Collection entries
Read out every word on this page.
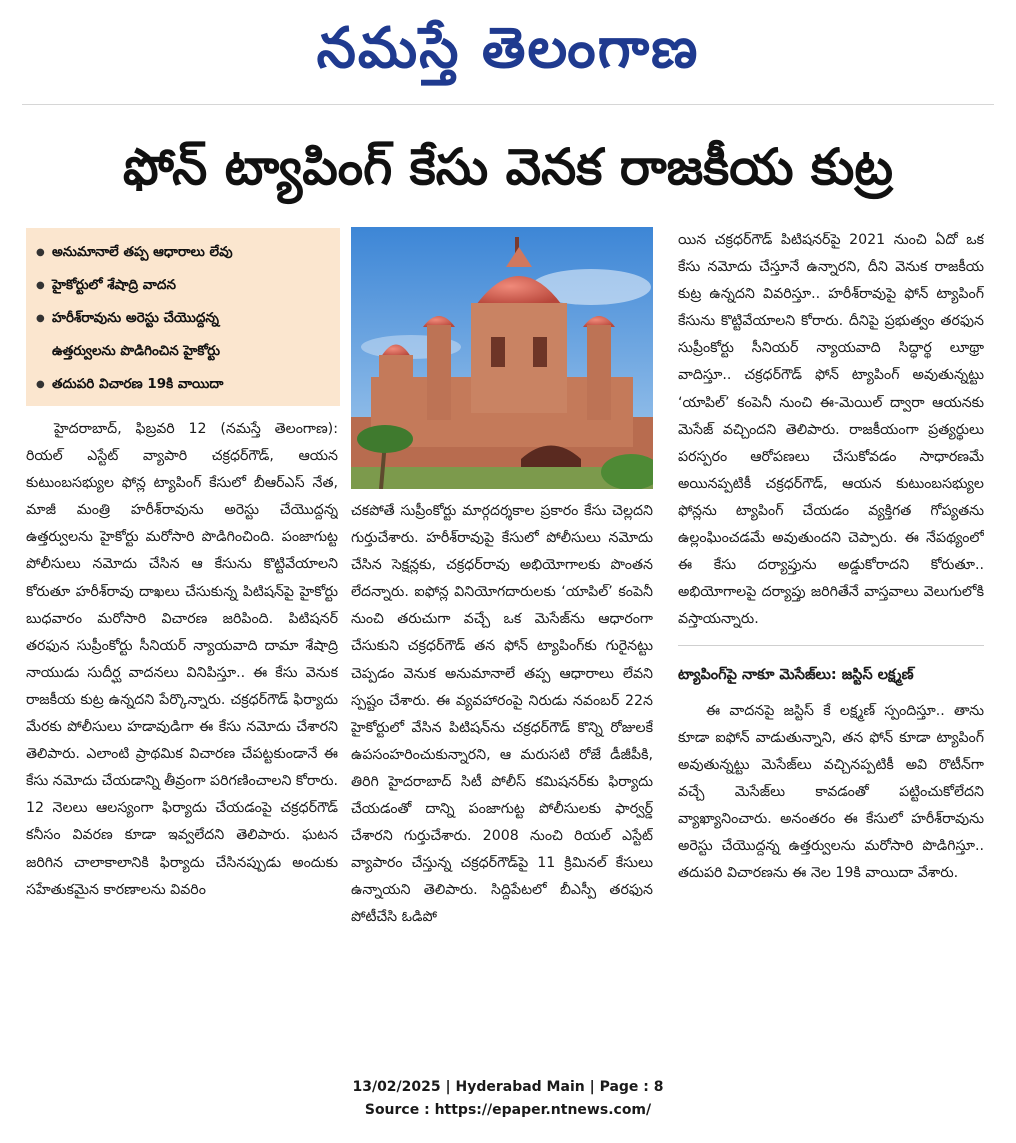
నమస్తే తెలంగాణ
ఫోన్ ట్యాపింగ్ కేసు వెనక రాజకీయ కుట్ర
● అనుమానాలే తప్ప ఆధారాలు లేవు
● హైకోర్టులో శేషాద్రి వాదన
● హరీశ్‌రావును అరెస్టు చేయొద్దన్న
ఉత్తర్వులను పొడిగించిన హైకోర్టు
● తదుపరి విచారణ 19కి వాయిదా

హైదరాబాద్, ఫిబ్రవరి 12 (నమస్తే తెలంగాణ): రియల్ ఎస్టేట్ వ్యాపారి చక్రధర్‌గౌడ్, ఆయన కుటుంబసభ్యుల ఫోన్ల ట్యాపింగ్ కేసులో బీఆర్‌ఎస్ నేత, మాజీ మంత్రి హరీశ్‌రావును అరెస్టు చేయొద్దన్న ఉత్తర్వులను హైకోర్టు మరోసారి పొడిగించింది. పంజాగుట్ట పోలీసులు నమోదు చేసిన ఆ కేసును కొట్టివేయాలని కోరుతూ హరీశ్‌రావు దాఖలు చేసుకున్న పిటిషన్‌పై హైకోర్టు బుధవారం మరోసారి విచారణ జరిపింది. పిటిషనర్ తరఫున సుప్రీంకోర్టు సీనియర్ న్యాయవాది దామా శేషాద్రి నాయుడు సుదీర్ఘ వాదనలు వినిపిస్తూ.. ఈ కేసు వెనుక రాజకీయ కుట్ర ఉన్నదని పేర్కొన్నారు. చక్రధర్‌గౌడ్ ఫిర్యాదు మేరకు పోలీసులు హడావుడిగా ఈ కేసు నమోదు చేశారని తెలిపారు. ఎలాంటి ప్రాథమిక విచారణ చేపట్టకుండానే ఈ కేసు నమోదు చేయడాన్ని తీవ్రంగా పరిగణించాలని కోరారు. 12 నెలలు ఆలస్యంగా ఫిర్యాదు చేయడంపై చక్రధర్‌గౌడ్ కనీసం వివరణ కూడా ఇవ్వలేదని తెలిపారు. ఘటన జరిగిన చాలాకాలానికి ఫిర్యాదు చేసినప్పుడు అందుకు సహేతుకమైన కారణాలను వివరిం

చకపోతే సుప్రీంకోర్టు మార్గదర్శకాల ప్రకారం కేసు చెల్లదని గుర్తుచేశారు. హరీశ్‌రావుపై కేసులో పోలీసులు నమోదు చేసిన సెక్షన్లకు, చక్రధర్‌రావు అభియోగాలకు పొంతన లేదన్నారు. ఐఫోన్ల వినియోగదారులకు ‘యాపిల్’ కంపెనీ నుంచి తరుచుగా వచ్చే ఒక మెసేజ్‌ను ఆధారంగా చేసుకుని చక్రధర్‌గౌడ్ తన ఫోన్ ట్యాపింగ్‌కు గురైనట్టు చెప్పడం వెనుక అనుమానాలే తప్ప ఆధారాలు లేవని స్పష్టం చేశారు. ఈ వ్యవహారంపై నిరుడు నవంబర్ 22న హైకోర్టులో వేసిన పిటిషన్‌ను చక్రధర్‌గౌడ్ కొన్ని రోజులకే ఉపసంహరించుకున్నారని, ఆ మరుసటి రోజే డీజీపీకి, తిరిగి హైదరాబాద్ సిటీ పోలీస్ కమిషనర్‌కు ఫిర్యాదు చేయడంతో దాన్ని పంజాగుట్ట పోలీసులకు ఫార్వర్డ్ చేశారని గుర్తుచేశారు. 2008 నుంచి రియల్ ఎస్టేట్ వ్యాపారం చేస్తున్న చక్రధర్‌గౌడ్‌పై 11 క్రిమినల్ కేసులు ఉన్నాయని తెలిపారు. సిద్దిపేటలో బీఎస్పీ తరఫున పోటీచేసి ఓడిపో

యిన చక్రధర్‌గౌడ్ పిటిషనర్‌పై 2021 నుంచి ఏదో ఒక కేసు నమోదు చేస్తూనే ఉన్నారని, దీని వెనుక రాజకీయ కుట్ర ఉన్నదని వివరిస్తూ.. హరీశ్‌రావుపై ఫోన్ ట్యాపింగ్ కేసును కొట్టివేయాలని కోరారు. దీనిపై ప్రభుత్వం తరఫున సుప్రీంకోర్టు సీనియర్ న్యాయవాది సిద్ధార్థ లూథ్రా వాదిస్తూ.. చక్రధర్‌గౌడ్ ఫోన్ ట్యాపింగ్ అవుతున్నట్టు ‘యాపిల్’ కంపెనీ నుంచి ఈ-మెయిల్ ద్వారా ఆయనకు మెసేజ్ వచ్చిందని తెలిపారు. రాజకీయంగా ప్రత్యర్థులు పరస్పరం ఆరోపణలు చేసుకోవడం సాధారణమే అయినప్పటికీ చక్రధర్‌గౌడ్, ఆయన కుటుంబసభ్యుల ఫోన్లను ట్యాపింగ్ చేయడం వ్యక్తిగత గోప్యతను ఉల్లంఘించడమే అవుతుందని చెప్పారు. ఈ నేపథ్యంలో ఈ కేసు దర్యాప్తును అడ్డుకోరాదని కోరుతూ.. అభియోగాలపై దర్యాప్తు జరిగితేనే వాస్తవాలు వెలుగులోకి వస్తాయన్నారు.

ట్యాపింగ్‌పై నాకూ మెసేజ్‌లు: జస్టిస్ లక్ష్మణ్

ఈ వాదనపై జస్టిస్ కే లక్ష్మణ్ స్పందిస్తూ.. తాను కూడా ఐఫోన్ వాడుతున్నాని, తన ఫోన్ కూడా ట్యాపింగ్ అవుతున్నట్టు మెసేజ్‌లు వచ్చినప్పటికీ అవి రొటీన్‌గా వచ్చే మెసేజ్‌లు కావడంతో పట్టించుకోలేదని వ్యాఖ్యానించారు. అనంతరం ఈ కేసులో హరీశ్‌రావును అరెస్టు చేయొద్దన్న ఉత్తర్వులను మరోసారి పొడిగిస్తూ.. తదుపరి విచారణను ఈ నెల 19కి వాయిదా వేశారు.

13/02/2025 | Hyderabad Main | Page : 8
Source : https://epaper.ntnews.com/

* [SHORT PROBLEM]: Transcribe the records word for word and include no pictures.

* [FINAL ANSWER]:
Read out every word on this page.
నమస్తే తెలంగాణ
ఫోన్ ట్యాపింగ్ కేసు వెనక రాజకీయ కుట్ర
● అనుమానాలే తప్ప ఆధారాలు లేవు
● హైకోర్టులో శేషాద్రి వాదన
● హరీశ్‌రావును అరెస్టు చేయొద్దన్న
ఉత్తర్వులను పొడిగించిన హైకోర్టు
● తదుపరి విచారణ 19కి వాయిదా

హైదరాబాద్, ఫిబ్రవరి 12 (నమస్తే తెలంగాణ): రియల్ ఎస్టేట్ వ్యాపారి చక్రధర్‌గౌడ్, ఆయన కుటుంబసభ్యుల ఫోన్ల ట్యాపింగ్ కేసులో బీఆర్‌ఎస్ నేత, మాజీ మంత్రి హరీశ్‌రావును అరెస్టు చేయొద్దన్న ఉత్తర్వులను హైకోర్టు మరోసారి పొడిగించింది. పంజాగుట్ట పోలీసులు నమోదు చేసిన ఆ కేసును కొట్టివేయాలని కోరుతూ హరీశ్‌రావు దాఖలు చేసుకున్న పిటిషన్‌పై హైకోర్టు బుధవారం మరోసారి విచారణ జరిపింది. పిటిషనర్ తరఫున సుప్రీంకోర్టు సీనియర్ న్యాయవాది దామా శేషాద్రి నాయుడు సుదీర్ఘ వాదనలు వినిపిస్తూ.. ఈ కేసు వెనుక రాజకీయ కుట్ర ఉన్నదని పేర్కొన్నారు. చక్రధర్‌గౌడ్ ఫిర్యాదు మేరకు పోలీసులు హడావుడిగా ఈ కేసు నమోదు చేశారని తెలిపారు. ఎలాంటి ప్రాథమిక విచారణ చేపట్టకుండానే ఈ కేసు నమోదు చేయడాన్ని తీవ్రంగా పరిగణించాలని కోరారు. 12 నెలలు ఆలస్యంగా ఫిర్యాదు చేయడంపై చక్రధర్‌గౌడ్ కనీసం వివరణ కూడా ఇవ్వలేదని తెలిపారు. ఘటన జరిగిన చాలాకాలానికి ఫిర్యాదు చేసినప్పుడు అందుకు సహేతుకమైన కారణాలను వివరిం

చకపోతే సుప్రీంకోర్టు మార్గదర్శకాల ప్రకారం కేసు చెల్లదని గుర్తుచేశారు. హరీశ్‌రావుపై కేసులో పోలీసులు నమోదు చేసిన సెక్షన్లకు, చక్రధర్‌రావు అభియోగాలకు పొంతన లేదన్నారు. ఐఫోన్ల వినియోగదారులకు ‘యాపిల్’ కంపెనీ నుంచి తరుచుగా వచ్చే ఒక మెసేజ్‌ను ఆధారంగా చేసుకుని చక్రధర్‌గౌడ్ తన ఫోన్ ట్యాపింగ్‌కు గురైనట్టు చెప్పడం వెనుక అనుమానాలే తప్ప ఆధారాలు లేవని స్పష్టం చేశారు. ఈ వ్యవహారంపై నిరుడు నవంబర్ 22న హైకోర్టులో వేసిన పిటిషన్‌ను చక్రధర్‌గౌడ్ కొన్ని రోజులకే ఉపసంహరించుకున్నారని, ఆ మరుసటి రోజే డీజీపీకి, తిరిగి హైదరాబాద్ సిటీ పోలీస్ కమిషనర్‌కు ఫిర్యాదు చేయడంతో దాన్ని పంజాగుట్ట పోలీసులకు ఫార్వర్డ్ చేశారని గుర్తుచేశారు. 2008 నుంచి రియల్ ఎస్టేట్ వ్యాపారం చేస్తున్న చక్రధర్‌గౌడ్‌పై 11 క్రిమినల్ కేసులు ఉన్నాయని తెలిపారు. సిద్దిపేటలో బీఎస్పీ తరఫున పోటీచేసి ఓడిపో

యిన చక్రధర్‌గౌడ్ పిటిషనర్‌పై 2021 నుంచి ఏదో ఒక కేసు నమోదు చేస్తూనే ఉన్నారని, దీని వెనుక రాజకీయ కుట్ర ఉన్నదని వివరిస్తూ.. హరీశ్‌రావుపై ఫోన్ ట్యాపింగ్ కేసును కొట్టివేయాలని కోరారు. దీనిపై ప్రభుత్వం తరఫున సుప్రీంకోర్టు సీనియర్ న్యాయవాది సిద్ధార్థ లూథ్రా వాదిస్తూ.. చక్రధర్‌గౌడ్ ఫోన్ ట్యాపింగ్ అవుతున్నట్టు ‘యాపిల్’ కంపెనీ నుంచి ఈ-మెయిల్ ద్వారా ఆయనకు మెసేజ్ వచ్చిందని తెలిపారు. రాజకీయంగా ప్రత్యర్థులు పరస్పరం ఆరోపణలు చేసుకోవడం సాధారణమే అయినప్పటికీ చక్రధర్‌గౌడ్, ఆయన కుటుంబసభ్యుల ఫోన్లను ట్యాపింగ్ చేయడం వ్యక్తిగత గోప్యతను ఉల్లంఘించడమే అవుతుందని చెప్పారు. ఈ నేపథ్యంలో ఈ కేసు దర్యాప్తును అడ్డుకోరాదని కోరుతూ.. అభియోగాలపై దర్యాప్తు జరిగితేనే వాస్తవాలు వెలుగులోకి వస్తాయన్నారు.

ట్యాపింగ్‌పై నాకూ మెసేజ్‌లు: జస్టిస్ లక్ష్మణ్

ఈ వాదనపై జస్టిస్ కే లక్ష్మణ్ స్పందిస్తూ.. తాను కూడా ఐఫోన్ వాడుతున్నాని, తన ఫోన్ కూడా ట్యాపింగ్ అవుతున్నట్టు మెసేజ్‌లు వచ్చినప్పటికీ అవి రొటీన్‌గా వచ్చే మెసేజ్‌లు కావడంతో పట్టించుకోలేదని వ్యాఖ్యానించారు. అనంతరం ఈ కేసులో హరీశ్‌రావును అరెస్టు చేయొద్దన్న ఉత్తర్వులను మరోసారి పొడిగిస్తూ.. తదుపరి విచారణను ఈ నెల 19కి వాయిదా వేశారు.

13/02/2025 | Hyderabad Main | Page : 8
Source : https://epaper.ntnews.com/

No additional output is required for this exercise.